State the number of lines, and only that number, in which the word "normals" appears.
─── Material shown ───
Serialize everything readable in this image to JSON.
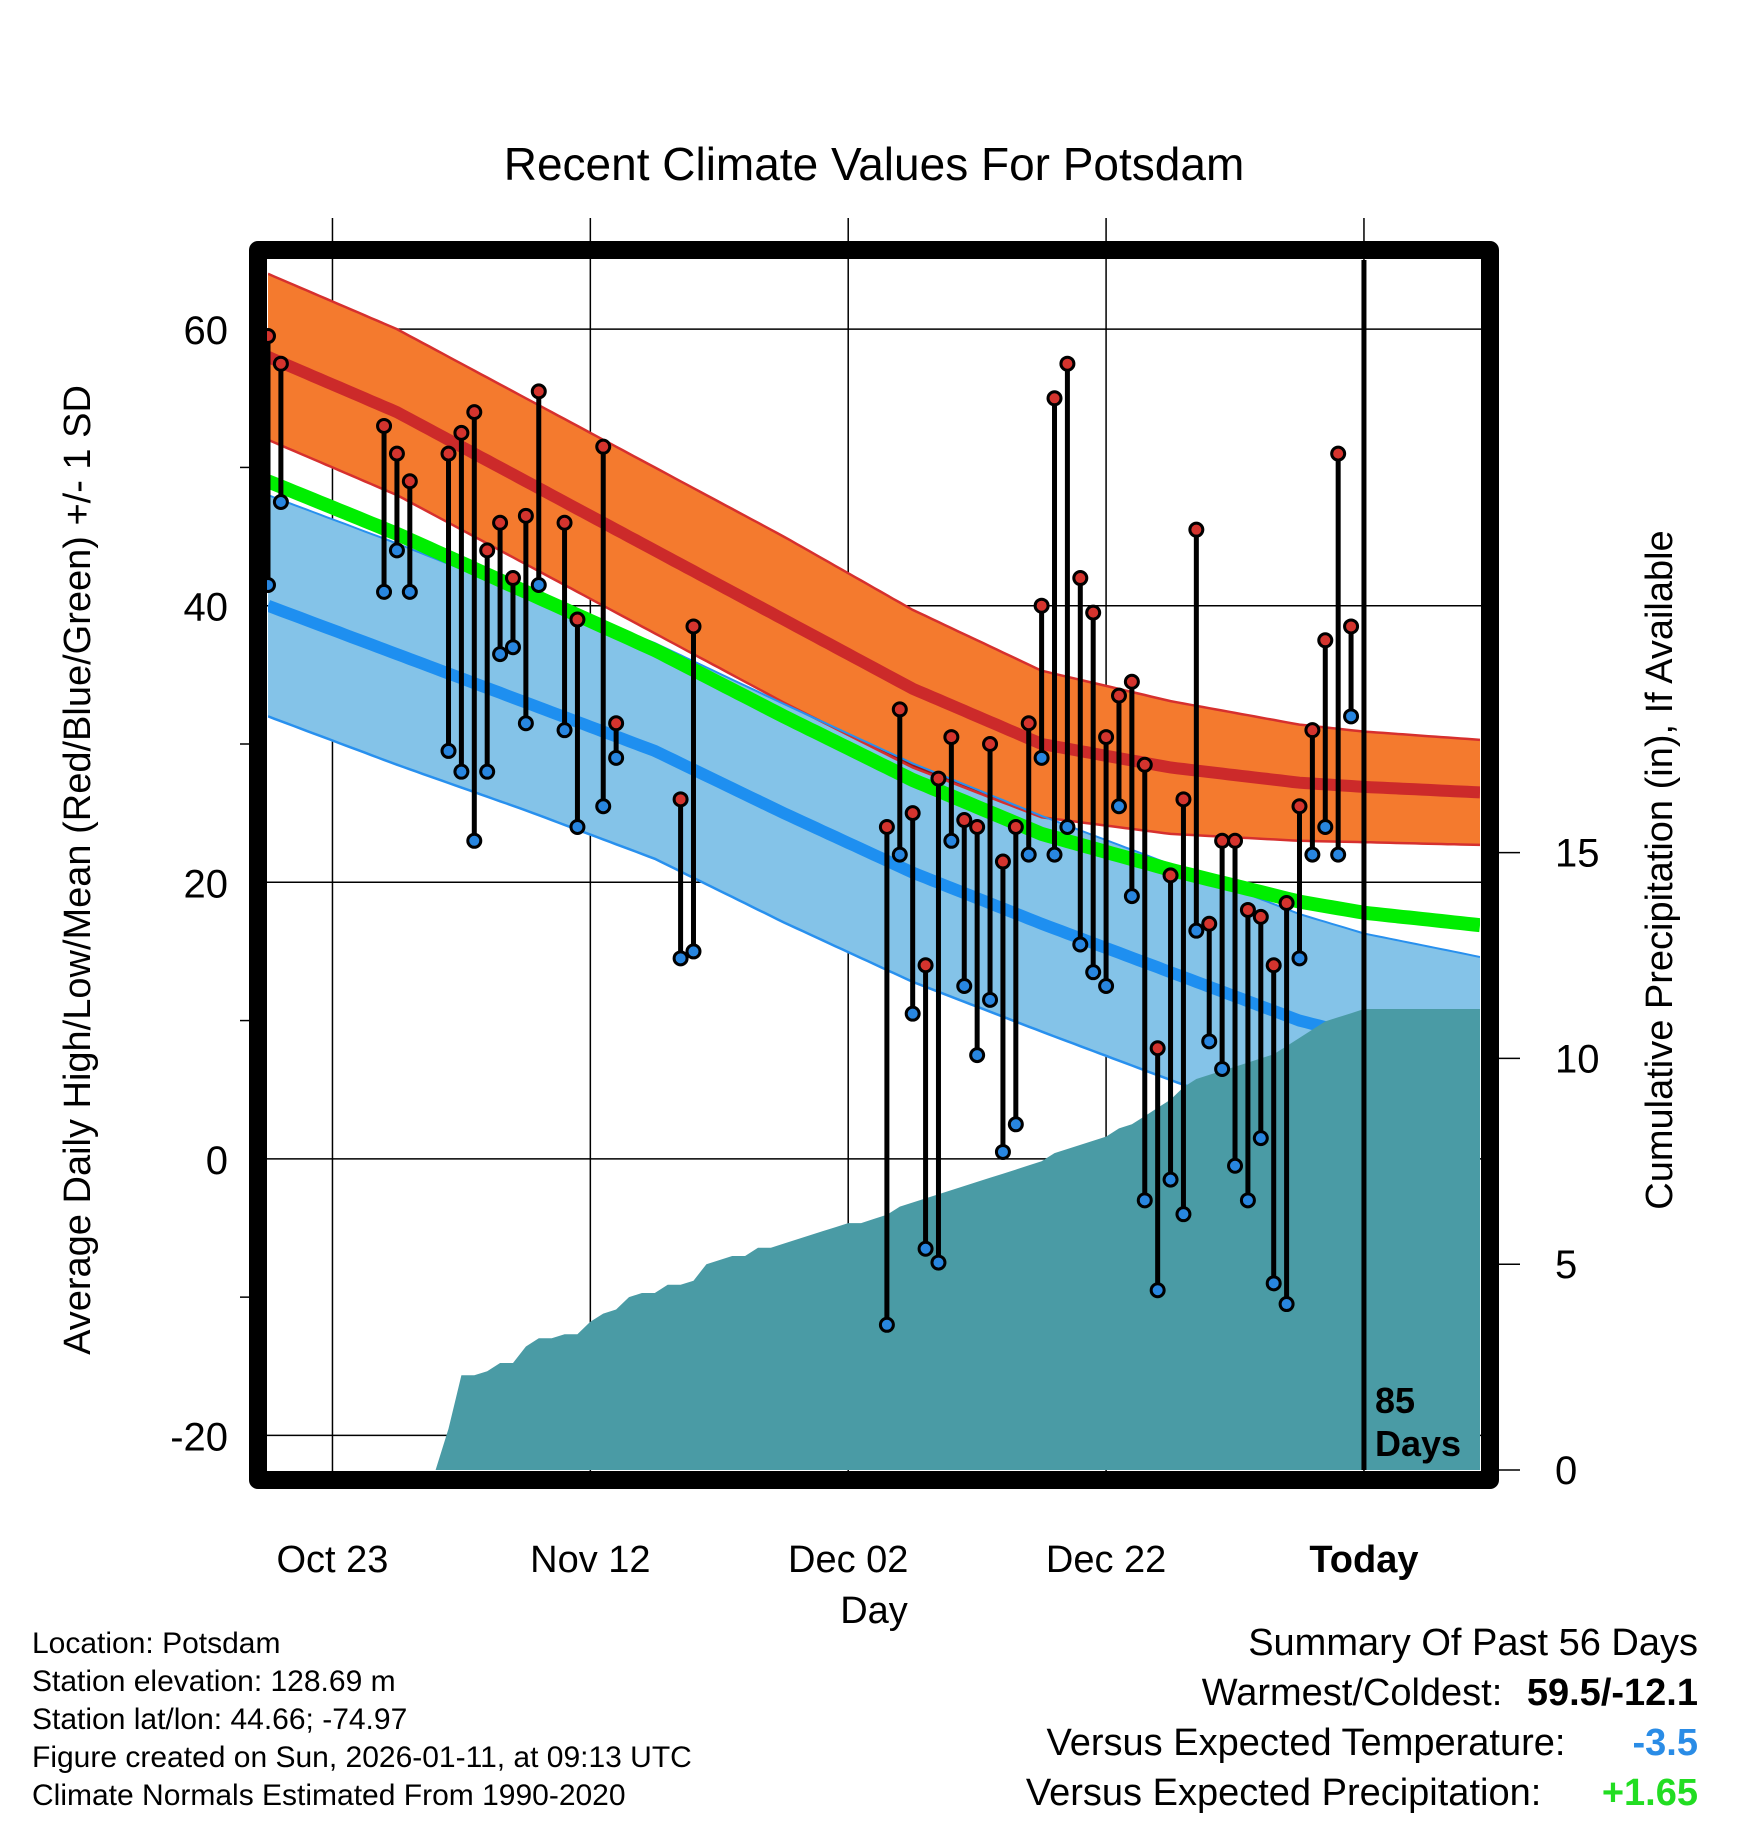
{
  "chart_data": {
    "type": "line",
    "title": "Recent Climate Values For Potsdam",
    "xlabel": "Day",
    "ylabel": "Average Daily High/Low/Mean (Red/Blue/Green) +/- 1 SD",
    "y2label": "Cumulative Precipitation (in), If Available",
    "ylim": [
      -22.5,
      65
    ],
    "y_ticks": [
      -20,
      0,
      20,
      40,
      60
    ],
    "y2lim": [
      0,
      29.4
    ],
    "y2_ticks": [
      0,
      5,
      10,
      15
    ],
    "x_range_days": [
      -85,
      9
    ],
    "x_ticks": [
      {
        "day": -80,
        "label": "Oct 23"
      },
      {
        "day": -60,
        "label": "Nov 12"
      },
      {
        "day": -40,
        "label": "Dec 02"
      },
      {
        "day": -20,
        "label": "Dec 22"
      },
      {
        "day": 0,
        "label": "Today"
      }
    ],
    "today_label": "85 Days",
    "normals": {
      "days": [
        -85,
        -75,
        -65,
        -55,
        -45,
        -35,
        -25,
        -15,
        -5,
        0,
        9
      ],
      "high_mean": [
        58,
        54,
        49,
        44,
        39,
        34,
        30,
        28.3,
        27.2,
        26.9,
        26.5
      ],
      "high_sd": [
        6,
        6,
        6,
        6,
        6,
        5.7,
        5.3,
        4.8,
        4.2,
        4.0,
        3.8
      ],
      "low_mean": [
        40,
        36.5,
        33,
        29.5,
        25,
        20.7,
        17,
        13.5,
        10,
        8.8,
        7.3
      ],
      "low_sd": [
        8,
        8,
        7.8,
        7.8,
        7.9,
        7.9,
        7.8,
        7.8,
        7.7,
        7.5,
        7.3
      ],
      "avg_mean": [
        49,
        45.2,
        41,
        36.8,
        32,
        27.4,
        23.5,
        20.9,
        18.6,
        17.8,
        16.9
      ]
    },
    "daily_obs": [
      {
        "day": -85,
        "high": 59.5,
        "low": 41.5
      },
      {
        "day": -84,
        "high": 57.5,
        "low": 47.5
      },
      {
        "day": -76,
        "high": 53.0,
        "low": 41.0
      },
      {
        "day": -75,
        "high": 51.0,
        "low": 44.0
      },
      {
        "day": -74,
        "high": 49.0,
        "low": 41.0
      },
      {
        "day": -71,
        "high": 51.0,
        "low": 29.5
      },
      {
        "day": -70,
        "high": 52.5,
        "low": 28.0
      },
      {
        "day": -69,
        "high": 54.0,
        "low": 23.0
      },
      {
        "day": -68,
        "high": 44.0,
        "low": 28.0
      },
      {
        "day": -67,
        "high": 46.0,
        "low": 36.5
      },
      {
        "day": -66,
        "high": 42.0,
        "low": 37.0
      },
      {
        "day": -65,
        "high": 46.5,
        "low": 31.5
      },
      {
        "day": -64,
        "high": 55.5,
        "low": 41.5
      },
      {
        "day": -62,
        "high": 46.0,
        "low": 31.0
      },
      {
        "day": -61,
        "high": 39.0,
        "low": 24.0
      },
      {
        "day": -59,
        "high": 51.5,
        "low": 25.5
      },
      {
        "day": -58,
        "high": 31.5,
        "low": 29.0
      },
      {
        "day": -53,
        "high": 26.0,
        "low": 14.5
      },
      {
        "day": -52,
        "high": 38.5,
        "low": 15.0
      },
      {
        "day": -37,
        "high": 24.0,
        "low": -12.0
      },
      {
        "day": -36,
        "high": 32.5,
        "low": 22.0
      },
      {
        "day": -35,
        "high": 25.0,
        "low": 10.5
      },
      {
        "day": -34,
        "high": 14.0,
        "low": -6.5
      },
      {
        "day": -33,
        "high": 27.5,
        "low": -7.5
      },
      {
        "day": -32,
        "high": 30.5,
        "low": 23.0
      },
      {
        "day": -31,
        "high": 24.5,
        "low": 12.5
      },
      {
        "day": -30,
        "high": 24.0,
        "low": 7.5
      },
      {
        "day": -29,
        "high": 30.0,
        "low": 11.5
      },
      {
        "day": -28,
        "high": 21.5,
        "low": 0.5
      },
      {
        "day": -27,
        "high": 24.0,
        "low": 2.5
      },
      {
        "day": -26,
        "high": 31.5,
        "low": 22.0
      },
      {
        "day": -25,
        "high": 40.0,
        "low": 29.0
      },
      {
        "day": -24,
        "high": 55.0,
        "low": 22.0
      },
      {
        "day": -23,
        "high": 57.5,
        "low": 24.0
      },
      {
        "day": -22,
        "high": 42.0,
        "low": 15.5
      },
      {
        "day": -21,
        "high": 39.5,
        "low": 13.5
      },
      {
        "day": -20,
        "high": 30.5,
        "low": 12.5
      },
      {
        "day": -19,
        "high": 33.5,
        "low": 25.5
      },
      {
        "day": -18,
        "high": 34.5,
        "low": 19.0
      },
      {
        "day": -17,
        "high": 28.5,
        "low": -3.0
      },
      {
        "day": -16,
        "high": 8.0,
        "low": -9.5
      },
      {
        "day": -15,
        "high": 20.5,
        "low": -1.5
      },
      {
        "day": -14,
        "high": 26.0,
        "low": -4.0
      },
      {
        "day": -13,
        "high": 45.5,
        "low": 16.5
      },
      {
        "day": -12,
        "high": 17.0,
        "low": 8.5
      },
      {
        "day": -11,
        "high": 23.0,
        "low": 6.5
      },
      {
        "day": -10,
        "high": 23.0,
        "low": -0.5
      },
      {
        "day": -9,
        "high": 18.0,
        "low": -3.0
      },
      {
        "day": -8,
        "high": 17.5,
        "low": 1.5
      },
      {
        "day": -7,
        "high": 14.0,
        "low": -9.0
      },
      {
        "day": -6,
        "high": 18.5,
        "low": -10.5
      },
      {
        "day": -5,
        "high": 25.5,
        "low": 14.5
      },
      {
        "day": -4,
        "high": 31.0,
        "low": 22.0
      },
      {
        "day": -3,
        "high": 37.5,
        "low": 24.0
      },
      {
        "day": -2,
        "high": 51.0,
        "low": 22.0
      },
      {
        "day": -1,
        "high": 38.5,
        "low": 32.0
      }
    ],
    "cumulative_precip": {
      "days": [
        -74,
        -73,
        -72,
        -71,
        -70,
        -69,
        -68,
        -67,
        -66,
        -65,
        -64,
        -63,
        -62,
        -61,
        -60,
        -59,
        -58,
        -57,
        -56,
        -55,
        -54,
        -53,
        -52,
        -51,
        -50,
        -49,
        -48,
        -47,
        -46,
        -45,
        -44,
        -43,
        -42,
        -41,
        -40,
        -39,
        -38,
        -37,
        -36,
        -35,
        -34,
        -33,
        -32,
        -31,
        -30,
        -29,
        -28,
        -27,
        -26,
        -25,
        -24,
        -23,
        -22,
        -21,
        -20,
        -19,
        -18,
        -17,
        -16,
        -15,
        -14,
        -13,
        -12,
        -11,
        -10,
        -9,
        -8,
        -7,
        -6,
        -5,
        -4,
        -3,
        -2,
        -1,
        0,
        9
      ],
      "values": [
        0,
        0,
        0,
        1,
        2.3,
        2.3,
        2.4,
        2.6,
        2.6,
        3.0,
        3.2,
        3.2,
        3.3,
        3.3,
        3.6,
        3.8,
        3.9,
        4.2,
        4.3,
        4.3,
        4.5,
        4.5,
        4.6,
        5.0,
        5.1,
        5.2,
        5.2,
        5.4,
        5.4,
        5.5,
        5.6,
        5.7,
        5.8,
        5.9,
        6.0,
        6.0,
        6.1,
        6.2,
        6.4,
        6.5,
        6.6,
        6.7,
        6.8,
        6.9,
        7.0,
        7.1,
        7.2,
        7.3,
        7.4,
        7.5,
        7.7,
        7.8,
        7.9,
        8.0,
        8.1,
        8.3,
        8.4,
        8.6,
        8.8,
        9.0,
        9.3,
        9.5,
        9.6,
        9.7,
        9.8,
        9.9,
        10.0,
        10.1,
        10.3,
        10.5,
        10.7,
        10.9,
        11.0,
        11.1,
        11.2,
        11.2
      ]
    }
  },
  "footer": {
    "location": "Location: Potsdam",
    "elevation": "Station elevation: 128.69 m",
    "latlon": "Station lat/lon: 44.66; -74.97",
    "created": "Figure created on Sun, 2026-01-11, at 09:13 UTC",
    "normals": "Climate Normals Estimated From 1990-2020"
  },
  "summary": {
    "title": "Summary Of Past 56 Days",
    "warmest_label": "Warmest/Coldest:",
    "warmest_value": "59.5/-12.1",
    "temp_label": "Versus Expected Temperature:",
    "temp_value": "-3.5",
    "precip_label": "Versus Expected Precipitation:",
    "precip_value": "+1.65"
  },
  "colors": {
    "high_band": "#F47A2E",
    "high_line": "#CC2A2A",
    "high_band_edge": "#D6302E",
    "low_band": "#84C3E8",
    "low_line": "#1E8FF0",
    "low_edge": "#2890EE",
    "mean_line": "#00EE00",
    "overlap": "#961418",
    "precip": "#4A9BA5",
    "high_dot": "#D4342E",
    "low_dot": "#2886E0",
    "temp_delta": "#2A8CE6",
    "precip_delta": "#22DD22"
  }
}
───
Expected answer ::
2